─── Texto proporcionado ───

Tres razones por las que somos bastante medievales
Cuidado ahora si te miras al espejo y ves un siervo o un señor
Hace unas semanas, el Festival de Literatura de Castilla y León nos colocó a un par de ponentes ante el reto de identificar qué queda en nosotros de medievales. Nada, habría respondido cualquiera a la primera de cambio entre el tecleo del móvil y la escucha de algún podcast en los cascos inalámbricos. Nada más que los grandiosos escenarios que aprovechan series como Juego de Tronos nos unen ya a esa etapa de la historia superada por la imprenta y la aceleración general. Y, sin embargo.
En cuanto nos pusimos a reflexionar, comprobamos que la configuración urbana marcada por murallas no difiere mucho de la Europa que levanta vallas para frenar a extranjeros. Las nuevas murallas no se coronan de almenas y calderos de aceite hirviendo, pero sí de alambradas, vigilancia y una legislación que no sabe afrontar ni el salvamento en el mar. Ya teníamos una razón para que una cierta sensación de medievalismo empezara a recorrernos la espalda.
La segunda razón también salió sola. La antigua sociedad de la ignorancia, de la transmisión oral, sin acceso a libros ni papeles que protagonizó la Edad Media ha vuelto a replegarse —tras cinco siglos de disfrute y sed de la imprenta que revolucionó nuestro mundo— en un entorno digital confuso, desordenado, sin grandes jerarquías, en el que decrece el papel y sigue siendo muy minoritario el nivel de lectura y la ambición de cultura. Igual que la religión fue el elemento unificador y vertebrador de la sociedad en la Edad Media, hoy son Google y las redes quienes ejercen esa función de asimilación y uniformización que hace a todos los adolescentes ser bailarines tiktokers de una gran coreografía global. El escalofrío medieval se extiende.

─── Líneas mostradas ───

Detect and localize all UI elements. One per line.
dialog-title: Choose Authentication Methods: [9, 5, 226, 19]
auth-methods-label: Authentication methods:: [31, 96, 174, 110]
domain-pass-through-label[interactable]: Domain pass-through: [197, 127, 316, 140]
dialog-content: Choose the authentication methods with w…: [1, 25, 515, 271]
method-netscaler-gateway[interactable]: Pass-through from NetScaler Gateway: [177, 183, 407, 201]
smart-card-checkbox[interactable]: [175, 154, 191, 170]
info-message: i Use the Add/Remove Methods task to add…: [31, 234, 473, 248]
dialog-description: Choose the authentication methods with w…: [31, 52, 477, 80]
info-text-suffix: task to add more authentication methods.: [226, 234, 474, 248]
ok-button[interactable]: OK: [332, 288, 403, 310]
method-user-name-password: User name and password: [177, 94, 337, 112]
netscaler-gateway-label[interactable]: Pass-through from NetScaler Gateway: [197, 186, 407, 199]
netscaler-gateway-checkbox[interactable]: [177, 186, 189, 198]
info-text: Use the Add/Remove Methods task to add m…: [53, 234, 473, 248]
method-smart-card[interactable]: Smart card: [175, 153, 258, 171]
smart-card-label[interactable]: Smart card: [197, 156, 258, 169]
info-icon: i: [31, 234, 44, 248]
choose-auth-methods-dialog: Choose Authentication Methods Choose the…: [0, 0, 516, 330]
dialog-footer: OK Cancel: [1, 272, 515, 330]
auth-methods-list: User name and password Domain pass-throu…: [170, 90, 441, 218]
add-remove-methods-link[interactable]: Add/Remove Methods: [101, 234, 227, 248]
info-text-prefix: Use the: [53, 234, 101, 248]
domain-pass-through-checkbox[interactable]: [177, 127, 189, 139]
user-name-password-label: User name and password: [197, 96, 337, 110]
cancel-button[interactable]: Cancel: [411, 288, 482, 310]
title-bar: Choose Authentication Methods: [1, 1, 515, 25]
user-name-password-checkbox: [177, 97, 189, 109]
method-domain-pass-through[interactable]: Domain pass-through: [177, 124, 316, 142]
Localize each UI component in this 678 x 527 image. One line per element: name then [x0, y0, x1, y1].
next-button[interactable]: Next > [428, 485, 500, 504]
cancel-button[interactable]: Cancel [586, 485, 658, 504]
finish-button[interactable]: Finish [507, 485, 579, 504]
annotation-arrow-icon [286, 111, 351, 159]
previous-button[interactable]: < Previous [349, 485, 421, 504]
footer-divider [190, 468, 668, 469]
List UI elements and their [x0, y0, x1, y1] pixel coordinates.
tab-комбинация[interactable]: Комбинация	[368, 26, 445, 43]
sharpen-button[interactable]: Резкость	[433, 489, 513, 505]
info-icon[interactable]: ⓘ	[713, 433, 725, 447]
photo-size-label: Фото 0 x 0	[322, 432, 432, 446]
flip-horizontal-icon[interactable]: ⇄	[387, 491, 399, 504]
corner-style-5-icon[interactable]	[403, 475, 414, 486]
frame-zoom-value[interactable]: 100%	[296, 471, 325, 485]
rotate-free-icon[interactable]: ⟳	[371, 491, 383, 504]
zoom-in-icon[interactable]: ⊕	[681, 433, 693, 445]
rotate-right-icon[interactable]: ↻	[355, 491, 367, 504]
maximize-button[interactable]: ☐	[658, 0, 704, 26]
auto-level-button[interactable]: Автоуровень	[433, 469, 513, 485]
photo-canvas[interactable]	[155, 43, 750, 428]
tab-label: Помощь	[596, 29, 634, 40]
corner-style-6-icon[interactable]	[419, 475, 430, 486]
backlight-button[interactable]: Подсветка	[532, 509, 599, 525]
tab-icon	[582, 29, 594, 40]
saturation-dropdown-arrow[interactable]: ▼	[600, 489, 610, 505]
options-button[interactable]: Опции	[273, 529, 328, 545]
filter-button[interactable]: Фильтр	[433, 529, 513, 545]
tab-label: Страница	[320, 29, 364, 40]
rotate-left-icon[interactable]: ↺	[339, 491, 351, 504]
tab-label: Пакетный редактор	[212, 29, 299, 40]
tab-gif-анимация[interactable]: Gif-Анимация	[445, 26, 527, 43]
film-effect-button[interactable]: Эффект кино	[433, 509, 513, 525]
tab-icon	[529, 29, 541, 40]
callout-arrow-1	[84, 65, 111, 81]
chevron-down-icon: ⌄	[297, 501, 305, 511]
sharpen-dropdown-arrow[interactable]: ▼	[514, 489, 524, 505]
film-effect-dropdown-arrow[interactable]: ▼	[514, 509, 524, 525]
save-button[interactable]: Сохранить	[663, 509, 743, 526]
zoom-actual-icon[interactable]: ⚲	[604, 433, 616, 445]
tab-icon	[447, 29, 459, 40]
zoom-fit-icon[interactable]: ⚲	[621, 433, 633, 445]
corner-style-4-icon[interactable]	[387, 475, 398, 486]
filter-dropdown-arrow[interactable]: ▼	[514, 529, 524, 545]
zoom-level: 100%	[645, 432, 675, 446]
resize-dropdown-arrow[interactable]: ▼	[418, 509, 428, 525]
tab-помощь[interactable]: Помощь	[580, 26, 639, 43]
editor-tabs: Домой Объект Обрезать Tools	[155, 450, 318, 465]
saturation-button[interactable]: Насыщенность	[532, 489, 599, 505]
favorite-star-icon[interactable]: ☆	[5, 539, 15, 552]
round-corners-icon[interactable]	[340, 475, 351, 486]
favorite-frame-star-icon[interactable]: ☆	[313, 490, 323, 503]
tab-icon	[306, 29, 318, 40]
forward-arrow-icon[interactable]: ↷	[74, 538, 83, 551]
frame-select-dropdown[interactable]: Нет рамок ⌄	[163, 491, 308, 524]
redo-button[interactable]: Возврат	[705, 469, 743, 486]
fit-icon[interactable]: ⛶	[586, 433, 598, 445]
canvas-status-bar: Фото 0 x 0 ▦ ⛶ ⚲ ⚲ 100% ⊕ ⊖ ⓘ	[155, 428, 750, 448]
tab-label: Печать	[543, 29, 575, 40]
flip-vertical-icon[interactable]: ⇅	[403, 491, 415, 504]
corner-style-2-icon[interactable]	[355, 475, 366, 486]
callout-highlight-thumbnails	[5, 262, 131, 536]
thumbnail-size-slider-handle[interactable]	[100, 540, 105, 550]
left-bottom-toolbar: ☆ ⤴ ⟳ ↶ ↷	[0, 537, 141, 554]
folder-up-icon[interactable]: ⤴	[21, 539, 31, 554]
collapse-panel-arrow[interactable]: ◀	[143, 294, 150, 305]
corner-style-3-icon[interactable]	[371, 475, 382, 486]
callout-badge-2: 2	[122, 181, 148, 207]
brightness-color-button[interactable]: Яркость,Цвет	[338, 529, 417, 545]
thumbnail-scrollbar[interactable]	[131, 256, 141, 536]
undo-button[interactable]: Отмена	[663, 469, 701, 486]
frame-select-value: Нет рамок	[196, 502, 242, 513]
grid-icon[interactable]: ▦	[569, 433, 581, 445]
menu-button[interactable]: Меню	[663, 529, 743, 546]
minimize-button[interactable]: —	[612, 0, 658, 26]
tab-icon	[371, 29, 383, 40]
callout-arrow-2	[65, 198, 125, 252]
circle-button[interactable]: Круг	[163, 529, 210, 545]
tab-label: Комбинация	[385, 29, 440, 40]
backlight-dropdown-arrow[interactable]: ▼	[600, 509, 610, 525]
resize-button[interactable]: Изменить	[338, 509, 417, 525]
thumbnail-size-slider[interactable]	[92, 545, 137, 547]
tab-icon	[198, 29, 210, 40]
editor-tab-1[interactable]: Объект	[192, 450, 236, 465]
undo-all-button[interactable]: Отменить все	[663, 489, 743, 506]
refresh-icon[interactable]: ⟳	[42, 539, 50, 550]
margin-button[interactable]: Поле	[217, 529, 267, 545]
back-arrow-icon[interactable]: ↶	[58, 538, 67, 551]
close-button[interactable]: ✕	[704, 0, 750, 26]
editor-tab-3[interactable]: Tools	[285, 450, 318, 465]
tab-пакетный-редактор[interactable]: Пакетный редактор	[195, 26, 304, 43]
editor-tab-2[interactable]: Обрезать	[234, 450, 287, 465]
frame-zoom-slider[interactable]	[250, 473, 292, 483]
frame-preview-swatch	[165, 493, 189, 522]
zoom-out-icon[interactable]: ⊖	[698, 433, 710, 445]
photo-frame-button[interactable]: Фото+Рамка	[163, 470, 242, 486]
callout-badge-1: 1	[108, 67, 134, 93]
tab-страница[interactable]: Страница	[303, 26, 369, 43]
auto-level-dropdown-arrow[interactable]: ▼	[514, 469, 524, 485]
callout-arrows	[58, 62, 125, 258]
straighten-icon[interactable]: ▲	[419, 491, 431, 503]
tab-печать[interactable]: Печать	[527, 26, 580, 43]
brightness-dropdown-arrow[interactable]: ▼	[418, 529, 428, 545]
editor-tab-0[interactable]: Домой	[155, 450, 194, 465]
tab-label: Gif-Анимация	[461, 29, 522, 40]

───

**Tarea A**
Reescriba de forma más breve el párrafo del artículo sobre lo que queda de medieval en nosotros que empieza con «En cuanto nos pusimos a reflexionar», conservando sus datos principales.
**Tarea B**
Prosiga el artículo sobre lo que queda de medieval en nosotros a partir de su última oración.
Las líneas no intervienen en este trabajo.

**Respuesta A**
Al reflexionar, comprobamos que la ciudad amurallada se parece a la Europa que levanta vallas para frenar a los extranjeros. Estas nuevas murallas no llevan almenas ni calderos de aceite hirviendo. Llevan alambradas, vigilancia y una legislación incapaz de afrontar siquiera el salvamento en el mar. Esa fue la primera razón de una cierta sensación de medievalismo.

**Respuesta B**
Después vinieron otras razones: la pandemia, los confinamientos, la sociedad dividida en estamentos tan difíciles de superar… Pero una tercera se abre paso al leer estos días Hamnet, bellísimo libro de Maggie O’Farrell, que ficciona la vida de la familia de Shakespeare en el siglo XVI, en la estela aún de la Edad Media. Sorprenden la violencia, los trompazos, golpes, zapatazos, latigazos y más formas de agresión y sometimiento propios de la rutina en esos tiempos. Éramos gente violenta, sí. Y si creíamos que eso pertenece al pasado estábamos equivocados, porque linchamientos como el de Samuel Luiz en Coruña o el de Alex Andrei Ionita, apalizado en Amorebieta, nos indican que la pulsión de maldad no se ha erradicado. También en ese terreno somos capaces de ser bastante, demasiado medievales. Cuidado ahora si te miras al espejo y ves un siervo o un señor. El termómetro del medievalismo que pervive es fiable y cruel.